■ **WHAT NEEDS TO BE DONE**: In the material below, list every line carrying the string "credit".
[THE INPUT start]
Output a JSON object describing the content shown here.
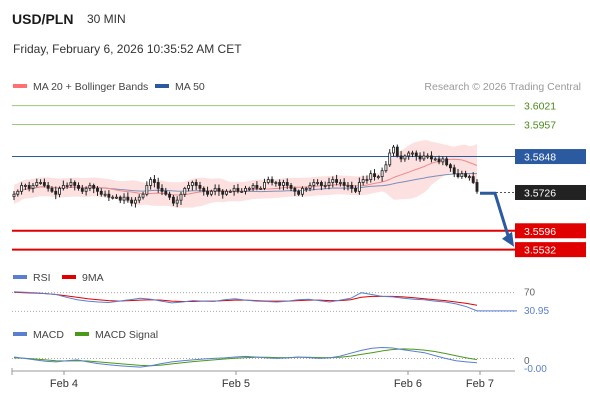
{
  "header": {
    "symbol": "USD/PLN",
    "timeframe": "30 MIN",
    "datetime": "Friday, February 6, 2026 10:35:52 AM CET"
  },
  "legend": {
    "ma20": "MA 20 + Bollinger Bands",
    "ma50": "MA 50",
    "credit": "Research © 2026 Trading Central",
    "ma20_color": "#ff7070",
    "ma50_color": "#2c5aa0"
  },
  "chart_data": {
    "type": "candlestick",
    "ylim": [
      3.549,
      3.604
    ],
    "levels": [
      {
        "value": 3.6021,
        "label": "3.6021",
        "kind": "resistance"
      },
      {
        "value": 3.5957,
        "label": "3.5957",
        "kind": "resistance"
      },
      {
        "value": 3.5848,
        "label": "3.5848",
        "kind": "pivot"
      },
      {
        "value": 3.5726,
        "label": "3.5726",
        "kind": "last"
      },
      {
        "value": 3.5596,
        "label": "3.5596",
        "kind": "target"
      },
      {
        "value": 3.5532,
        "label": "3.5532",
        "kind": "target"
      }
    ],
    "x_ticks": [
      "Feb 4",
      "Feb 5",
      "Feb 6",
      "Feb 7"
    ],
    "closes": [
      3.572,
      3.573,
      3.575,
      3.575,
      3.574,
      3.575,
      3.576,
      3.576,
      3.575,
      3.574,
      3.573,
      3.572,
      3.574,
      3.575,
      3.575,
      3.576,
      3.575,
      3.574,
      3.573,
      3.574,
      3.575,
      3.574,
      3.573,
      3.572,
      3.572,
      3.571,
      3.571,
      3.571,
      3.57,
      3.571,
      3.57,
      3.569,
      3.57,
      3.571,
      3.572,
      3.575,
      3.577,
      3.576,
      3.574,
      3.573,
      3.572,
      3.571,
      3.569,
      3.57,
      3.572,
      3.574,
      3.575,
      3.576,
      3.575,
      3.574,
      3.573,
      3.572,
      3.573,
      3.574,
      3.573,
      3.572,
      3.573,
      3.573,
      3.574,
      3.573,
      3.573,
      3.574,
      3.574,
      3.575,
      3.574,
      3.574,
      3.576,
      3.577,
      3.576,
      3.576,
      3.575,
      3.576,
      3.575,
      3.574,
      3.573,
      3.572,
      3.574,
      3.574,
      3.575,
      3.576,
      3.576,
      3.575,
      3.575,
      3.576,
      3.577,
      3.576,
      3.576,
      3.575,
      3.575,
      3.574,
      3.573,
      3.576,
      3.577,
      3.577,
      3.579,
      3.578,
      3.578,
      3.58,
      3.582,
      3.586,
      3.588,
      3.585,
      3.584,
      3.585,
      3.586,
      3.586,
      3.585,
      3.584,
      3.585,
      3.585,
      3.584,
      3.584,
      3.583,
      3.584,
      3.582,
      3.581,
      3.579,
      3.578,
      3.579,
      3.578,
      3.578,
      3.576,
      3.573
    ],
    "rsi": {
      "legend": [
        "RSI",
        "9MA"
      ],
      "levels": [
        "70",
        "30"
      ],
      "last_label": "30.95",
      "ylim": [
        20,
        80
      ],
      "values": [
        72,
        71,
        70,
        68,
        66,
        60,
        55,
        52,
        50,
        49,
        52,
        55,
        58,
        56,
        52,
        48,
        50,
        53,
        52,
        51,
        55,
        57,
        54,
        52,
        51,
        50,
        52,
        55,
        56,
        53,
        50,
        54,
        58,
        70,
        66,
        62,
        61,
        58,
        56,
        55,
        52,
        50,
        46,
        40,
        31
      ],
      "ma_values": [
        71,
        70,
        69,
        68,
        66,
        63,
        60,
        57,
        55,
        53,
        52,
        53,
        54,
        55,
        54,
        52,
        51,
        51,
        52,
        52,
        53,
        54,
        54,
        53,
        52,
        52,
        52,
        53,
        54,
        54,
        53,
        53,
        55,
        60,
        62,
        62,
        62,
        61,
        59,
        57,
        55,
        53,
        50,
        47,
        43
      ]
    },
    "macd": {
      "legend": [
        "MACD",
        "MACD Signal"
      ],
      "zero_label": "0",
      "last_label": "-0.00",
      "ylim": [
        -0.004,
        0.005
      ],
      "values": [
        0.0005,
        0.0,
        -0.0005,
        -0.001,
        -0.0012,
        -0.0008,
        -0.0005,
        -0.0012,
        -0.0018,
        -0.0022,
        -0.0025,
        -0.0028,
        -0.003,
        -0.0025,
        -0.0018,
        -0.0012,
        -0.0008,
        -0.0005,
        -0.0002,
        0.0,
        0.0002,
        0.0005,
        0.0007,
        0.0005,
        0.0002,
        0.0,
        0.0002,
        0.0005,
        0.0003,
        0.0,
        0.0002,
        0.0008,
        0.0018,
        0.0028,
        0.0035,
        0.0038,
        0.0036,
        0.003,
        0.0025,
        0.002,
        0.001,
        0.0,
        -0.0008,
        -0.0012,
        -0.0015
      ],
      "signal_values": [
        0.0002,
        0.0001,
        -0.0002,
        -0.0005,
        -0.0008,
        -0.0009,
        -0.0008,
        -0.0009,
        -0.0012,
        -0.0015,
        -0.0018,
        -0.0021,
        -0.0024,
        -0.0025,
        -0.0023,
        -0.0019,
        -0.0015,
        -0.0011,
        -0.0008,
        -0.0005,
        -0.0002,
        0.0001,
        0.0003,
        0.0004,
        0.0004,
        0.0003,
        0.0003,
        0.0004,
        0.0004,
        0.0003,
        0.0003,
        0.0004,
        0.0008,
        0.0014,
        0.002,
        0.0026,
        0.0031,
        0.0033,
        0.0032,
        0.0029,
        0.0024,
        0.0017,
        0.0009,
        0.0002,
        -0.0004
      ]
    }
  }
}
[THE INPUT end]
[THE INPUT start]
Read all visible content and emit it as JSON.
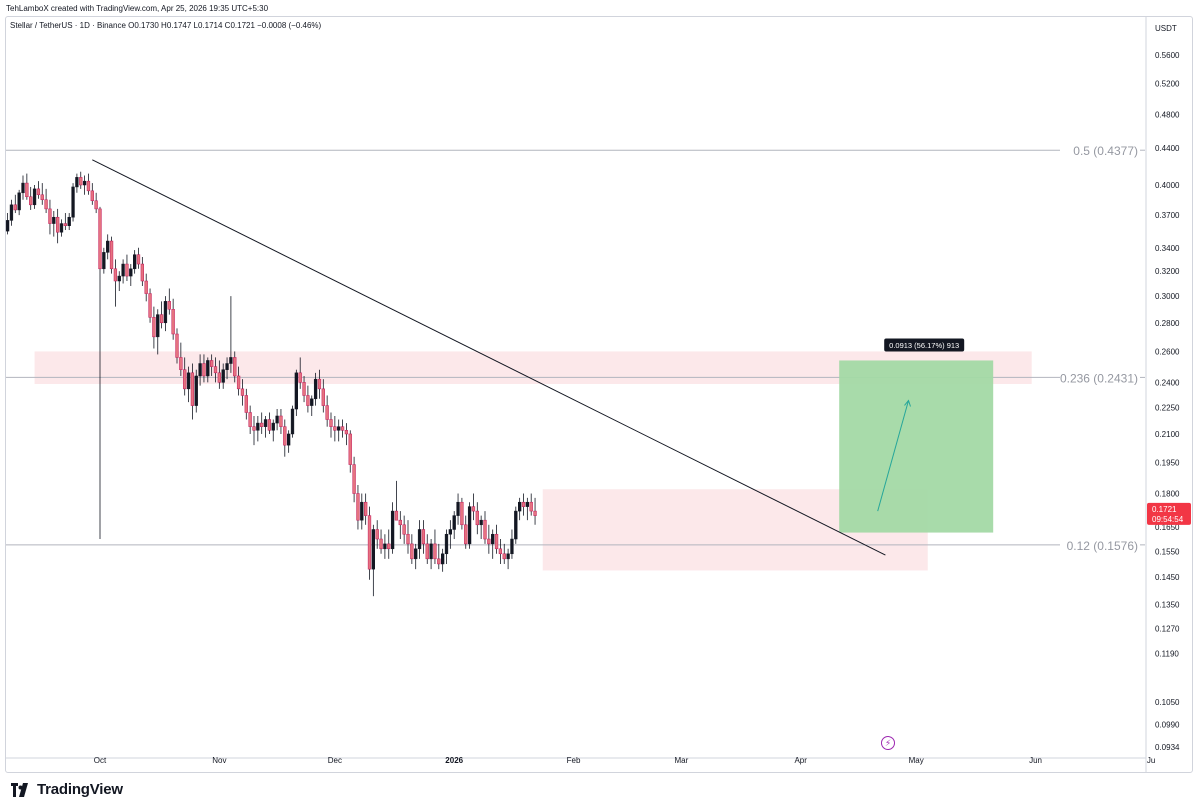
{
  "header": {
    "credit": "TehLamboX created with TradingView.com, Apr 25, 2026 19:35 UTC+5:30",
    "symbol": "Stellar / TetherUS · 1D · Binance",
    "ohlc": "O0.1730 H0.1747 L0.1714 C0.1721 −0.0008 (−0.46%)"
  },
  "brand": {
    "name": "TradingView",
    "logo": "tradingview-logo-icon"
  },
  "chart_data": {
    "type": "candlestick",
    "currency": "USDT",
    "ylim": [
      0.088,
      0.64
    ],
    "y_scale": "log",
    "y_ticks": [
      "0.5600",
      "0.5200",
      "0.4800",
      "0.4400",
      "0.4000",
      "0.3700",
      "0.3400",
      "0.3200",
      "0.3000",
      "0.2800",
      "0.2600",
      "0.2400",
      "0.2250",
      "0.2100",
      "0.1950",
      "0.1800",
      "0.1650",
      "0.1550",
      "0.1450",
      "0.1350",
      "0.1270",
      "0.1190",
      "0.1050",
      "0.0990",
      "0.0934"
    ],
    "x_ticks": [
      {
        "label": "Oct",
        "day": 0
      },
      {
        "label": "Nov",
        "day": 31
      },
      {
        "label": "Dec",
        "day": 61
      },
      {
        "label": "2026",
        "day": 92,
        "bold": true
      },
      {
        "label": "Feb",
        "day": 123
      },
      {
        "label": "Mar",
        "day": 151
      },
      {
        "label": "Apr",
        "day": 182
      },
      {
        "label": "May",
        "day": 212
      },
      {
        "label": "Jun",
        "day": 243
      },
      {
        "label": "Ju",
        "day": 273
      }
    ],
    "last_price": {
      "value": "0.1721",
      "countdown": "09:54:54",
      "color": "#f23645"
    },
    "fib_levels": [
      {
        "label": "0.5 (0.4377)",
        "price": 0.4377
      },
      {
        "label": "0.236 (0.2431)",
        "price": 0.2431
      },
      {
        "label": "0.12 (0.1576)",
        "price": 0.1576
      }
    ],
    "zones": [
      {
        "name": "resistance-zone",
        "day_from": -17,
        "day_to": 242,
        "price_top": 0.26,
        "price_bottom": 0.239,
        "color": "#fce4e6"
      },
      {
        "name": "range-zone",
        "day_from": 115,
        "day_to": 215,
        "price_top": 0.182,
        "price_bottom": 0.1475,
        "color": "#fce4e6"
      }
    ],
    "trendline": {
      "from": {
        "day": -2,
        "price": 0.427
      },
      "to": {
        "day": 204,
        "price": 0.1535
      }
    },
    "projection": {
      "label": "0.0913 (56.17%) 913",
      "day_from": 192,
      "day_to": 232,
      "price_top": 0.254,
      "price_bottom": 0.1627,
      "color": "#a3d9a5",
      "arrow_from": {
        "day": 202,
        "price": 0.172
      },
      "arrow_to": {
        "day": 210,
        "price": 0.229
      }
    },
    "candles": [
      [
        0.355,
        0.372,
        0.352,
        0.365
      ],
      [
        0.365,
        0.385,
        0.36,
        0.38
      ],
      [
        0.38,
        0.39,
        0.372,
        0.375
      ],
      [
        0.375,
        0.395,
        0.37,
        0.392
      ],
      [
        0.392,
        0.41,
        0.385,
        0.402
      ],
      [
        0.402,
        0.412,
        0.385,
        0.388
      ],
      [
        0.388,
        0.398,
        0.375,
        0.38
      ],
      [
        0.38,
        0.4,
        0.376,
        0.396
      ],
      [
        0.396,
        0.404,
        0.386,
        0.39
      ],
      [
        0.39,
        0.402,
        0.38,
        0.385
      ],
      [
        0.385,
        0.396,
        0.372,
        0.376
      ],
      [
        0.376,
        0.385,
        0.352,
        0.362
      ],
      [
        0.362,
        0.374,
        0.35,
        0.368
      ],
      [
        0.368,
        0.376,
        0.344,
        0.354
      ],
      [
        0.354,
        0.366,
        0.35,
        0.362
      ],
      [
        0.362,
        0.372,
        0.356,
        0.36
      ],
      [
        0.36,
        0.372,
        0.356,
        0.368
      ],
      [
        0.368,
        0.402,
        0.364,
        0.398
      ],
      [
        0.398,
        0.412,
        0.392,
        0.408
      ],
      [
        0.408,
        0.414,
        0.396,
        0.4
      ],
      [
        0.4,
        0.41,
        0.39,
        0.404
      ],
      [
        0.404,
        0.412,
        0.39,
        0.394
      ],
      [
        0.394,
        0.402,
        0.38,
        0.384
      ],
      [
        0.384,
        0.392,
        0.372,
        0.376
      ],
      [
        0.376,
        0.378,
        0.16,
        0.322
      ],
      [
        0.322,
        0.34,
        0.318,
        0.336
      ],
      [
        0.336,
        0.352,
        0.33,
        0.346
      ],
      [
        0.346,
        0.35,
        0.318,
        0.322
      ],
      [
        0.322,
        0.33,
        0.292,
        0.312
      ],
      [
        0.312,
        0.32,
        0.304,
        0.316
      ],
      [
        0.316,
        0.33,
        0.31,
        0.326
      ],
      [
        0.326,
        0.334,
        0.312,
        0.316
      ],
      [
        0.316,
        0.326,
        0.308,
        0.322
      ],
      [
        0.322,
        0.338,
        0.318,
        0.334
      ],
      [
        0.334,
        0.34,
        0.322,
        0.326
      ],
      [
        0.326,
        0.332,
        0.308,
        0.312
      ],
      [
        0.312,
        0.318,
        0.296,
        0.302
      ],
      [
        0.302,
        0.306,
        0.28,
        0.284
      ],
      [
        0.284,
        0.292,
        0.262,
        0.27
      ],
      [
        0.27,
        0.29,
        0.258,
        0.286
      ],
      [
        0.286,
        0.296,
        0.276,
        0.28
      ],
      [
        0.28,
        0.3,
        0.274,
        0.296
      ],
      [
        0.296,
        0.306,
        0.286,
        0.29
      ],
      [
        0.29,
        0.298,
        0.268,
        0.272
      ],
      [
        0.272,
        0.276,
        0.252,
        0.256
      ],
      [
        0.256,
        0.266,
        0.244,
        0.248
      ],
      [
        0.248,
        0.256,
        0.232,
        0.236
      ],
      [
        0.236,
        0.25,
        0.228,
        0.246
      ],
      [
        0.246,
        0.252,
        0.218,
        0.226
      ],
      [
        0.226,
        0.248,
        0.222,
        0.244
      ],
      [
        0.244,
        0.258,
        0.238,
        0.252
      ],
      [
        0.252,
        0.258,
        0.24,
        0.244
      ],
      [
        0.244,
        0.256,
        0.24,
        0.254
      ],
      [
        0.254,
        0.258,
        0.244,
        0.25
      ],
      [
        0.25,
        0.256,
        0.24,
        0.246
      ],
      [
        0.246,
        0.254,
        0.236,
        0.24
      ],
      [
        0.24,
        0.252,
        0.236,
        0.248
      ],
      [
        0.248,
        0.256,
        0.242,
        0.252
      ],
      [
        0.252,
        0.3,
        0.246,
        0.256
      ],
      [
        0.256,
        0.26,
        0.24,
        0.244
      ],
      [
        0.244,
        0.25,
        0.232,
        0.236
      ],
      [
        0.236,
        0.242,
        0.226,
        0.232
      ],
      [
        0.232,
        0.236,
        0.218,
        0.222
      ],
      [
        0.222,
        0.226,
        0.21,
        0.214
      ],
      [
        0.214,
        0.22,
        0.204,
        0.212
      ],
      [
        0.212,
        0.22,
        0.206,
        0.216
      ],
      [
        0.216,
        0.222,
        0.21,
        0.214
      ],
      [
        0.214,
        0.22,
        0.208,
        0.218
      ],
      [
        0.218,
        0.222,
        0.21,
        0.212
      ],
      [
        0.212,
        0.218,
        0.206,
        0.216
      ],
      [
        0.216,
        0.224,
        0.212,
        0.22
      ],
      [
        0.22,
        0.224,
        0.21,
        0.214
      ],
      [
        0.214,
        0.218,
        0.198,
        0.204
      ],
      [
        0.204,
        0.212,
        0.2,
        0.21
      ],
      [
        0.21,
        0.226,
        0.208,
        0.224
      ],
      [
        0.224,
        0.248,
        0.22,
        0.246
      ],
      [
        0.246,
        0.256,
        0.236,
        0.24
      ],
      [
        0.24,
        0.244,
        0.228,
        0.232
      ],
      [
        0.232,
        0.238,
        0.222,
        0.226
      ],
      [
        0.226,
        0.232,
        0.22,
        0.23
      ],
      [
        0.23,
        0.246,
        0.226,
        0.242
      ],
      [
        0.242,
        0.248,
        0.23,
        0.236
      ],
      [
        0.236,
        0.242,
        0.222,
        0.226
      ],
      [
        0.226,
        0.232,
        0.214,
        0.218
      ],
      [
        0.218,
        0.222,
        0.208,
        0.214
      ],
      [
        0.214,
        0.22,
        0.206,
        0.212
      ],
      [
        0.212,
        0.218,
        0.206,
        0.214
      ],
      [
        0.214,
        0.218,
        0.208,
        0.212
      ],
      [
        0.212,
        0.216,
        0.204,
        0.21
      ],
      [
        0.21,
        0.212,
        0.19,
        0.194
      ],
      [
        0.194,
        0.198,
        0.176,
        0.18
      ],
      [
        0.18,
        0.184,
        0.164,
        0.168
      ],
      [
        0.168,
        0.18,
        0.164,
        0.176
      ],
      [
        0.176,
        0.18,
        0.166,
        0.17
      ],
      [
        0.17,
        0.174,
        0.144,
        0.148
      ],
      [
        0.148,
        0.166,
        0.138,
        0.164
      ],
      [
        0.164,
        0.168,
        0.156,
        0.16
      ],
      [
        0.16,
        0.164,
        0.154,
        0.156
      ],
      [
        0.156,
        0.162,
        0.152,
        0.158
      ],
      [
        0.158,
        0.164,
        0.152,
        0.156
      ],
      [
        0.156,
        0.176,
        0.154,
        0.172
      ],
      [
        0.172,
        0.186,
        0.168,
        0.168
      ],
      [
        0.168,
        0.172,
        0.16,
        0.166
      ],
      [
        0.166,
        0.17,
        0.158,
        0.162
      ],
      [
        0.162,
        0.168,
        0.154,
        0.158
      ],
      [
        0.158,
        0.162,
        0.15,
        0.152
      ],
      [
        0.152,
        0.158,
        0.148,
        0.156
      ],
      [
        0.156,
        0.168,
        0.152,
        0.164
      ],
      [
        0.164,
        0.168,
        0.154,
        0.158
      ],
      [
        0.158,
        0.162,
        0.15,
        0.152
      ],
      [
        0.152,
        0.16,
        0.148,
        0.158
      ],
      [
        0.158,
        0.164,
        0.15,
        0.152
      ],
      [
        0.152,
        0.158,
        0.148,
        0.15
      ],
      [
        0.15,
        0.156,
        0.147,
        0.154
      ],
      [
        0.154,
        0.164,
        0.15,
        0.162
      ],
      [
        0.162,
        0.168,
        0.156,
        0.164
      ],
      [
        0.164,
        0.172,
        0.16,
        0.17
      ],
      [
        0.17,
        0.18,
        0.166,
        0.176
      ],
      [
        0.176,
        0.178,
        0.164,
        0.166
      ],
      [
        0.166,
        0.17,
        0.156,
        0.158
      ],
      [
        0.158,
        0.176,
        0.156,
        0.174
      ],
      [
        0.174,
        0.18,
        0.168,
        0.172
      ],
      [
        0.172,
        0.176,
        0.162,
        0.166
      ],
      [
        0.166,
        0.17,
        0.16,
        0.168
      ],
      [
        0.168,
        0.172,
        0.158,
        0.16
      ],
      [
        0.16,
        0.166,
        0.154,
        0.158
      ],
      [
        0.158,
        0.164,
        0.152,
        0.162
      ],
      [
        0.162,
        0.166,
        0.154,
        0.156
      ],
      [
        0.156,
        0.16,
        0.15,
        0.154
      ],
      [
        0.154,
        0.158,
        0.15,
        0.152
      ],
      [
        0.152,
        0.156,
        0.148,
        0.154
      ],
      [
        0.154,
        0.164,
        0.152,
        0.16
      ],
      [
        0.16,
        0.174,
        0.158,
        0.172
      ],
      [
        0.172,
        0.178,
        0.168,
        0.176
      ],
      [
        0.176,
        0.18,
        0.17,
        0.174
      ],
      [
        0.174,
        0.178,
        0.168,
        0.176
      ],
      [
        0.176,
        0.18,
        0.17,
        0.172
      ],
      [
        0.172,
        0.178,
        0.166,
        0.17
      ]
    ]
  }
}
[THE INPUT end]
■ **SOLUTION BELOW**:
    "credit": "Research © 2026 Trading Central",
    "credit": "TehLamboX created with TradingView.com, Apr 25, 2026 19:35 UTC+5:30",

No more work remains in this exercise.